-- Your task --
In the passage about Campus Crusade for Christ, what nickname did members give Bill Bright's pamphlet?
══ Source document
Later, this doctrinal mythology attached itself to Bill Bright and his Campus Crusade For Christ culminating in his pamphlet, Have You Made the Wonderful Discovery of the Spirit-Filled Life? also known affectionately as the “bird book” by its members. In this adaption not only did you need to pray for an new filling of the Holy Spirit, but you need to take yourself off the throne of your life and put Jesus there by doing so. This is commonly known as “lordship” salvation in church history. In other words, at the point of salvation, a person has appropriated Jesus as Savior, but to be truly a victorious Christian you must make him “Lord” of your life. This doctrine still remains within Campus Crusade, even though they’ve disguised their name as CRU. Apparently, these knuckleheads do not realize Jesus Christ is God of very God is Lord of all things including his believers (whether they are obedient victorious servants or not). I’m also afraid this doctrine may be evident in my own church.
════
══ Collected data
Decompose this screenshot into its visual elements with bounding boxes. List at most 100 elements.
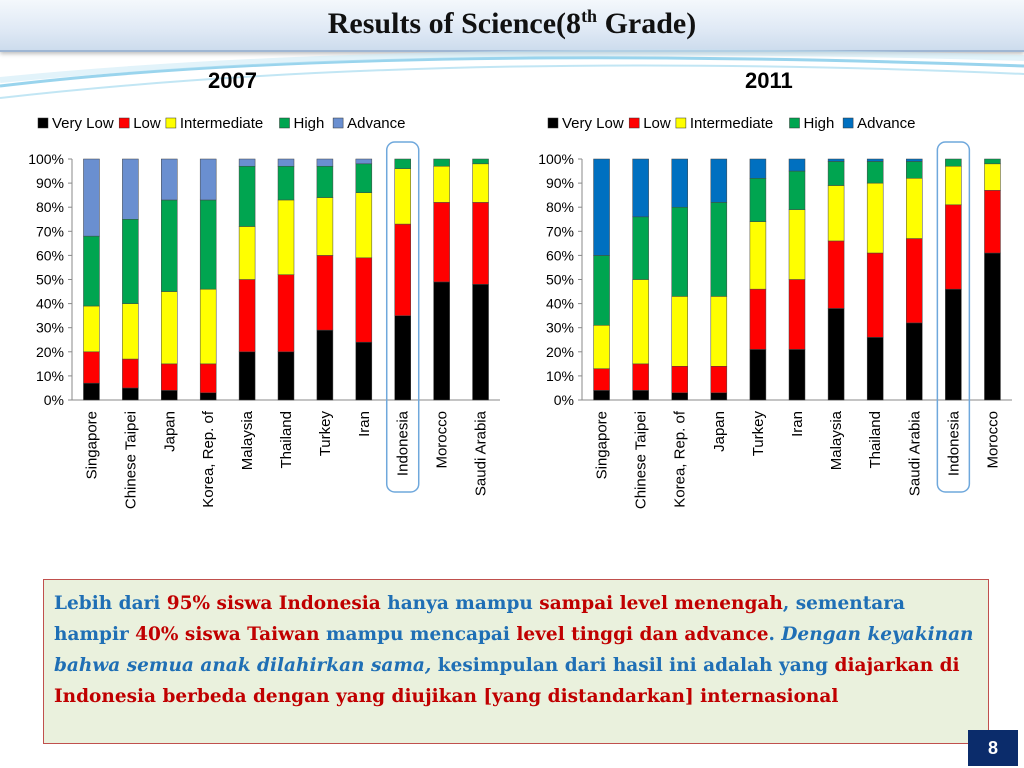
════
-- Full solution --
The "bird book."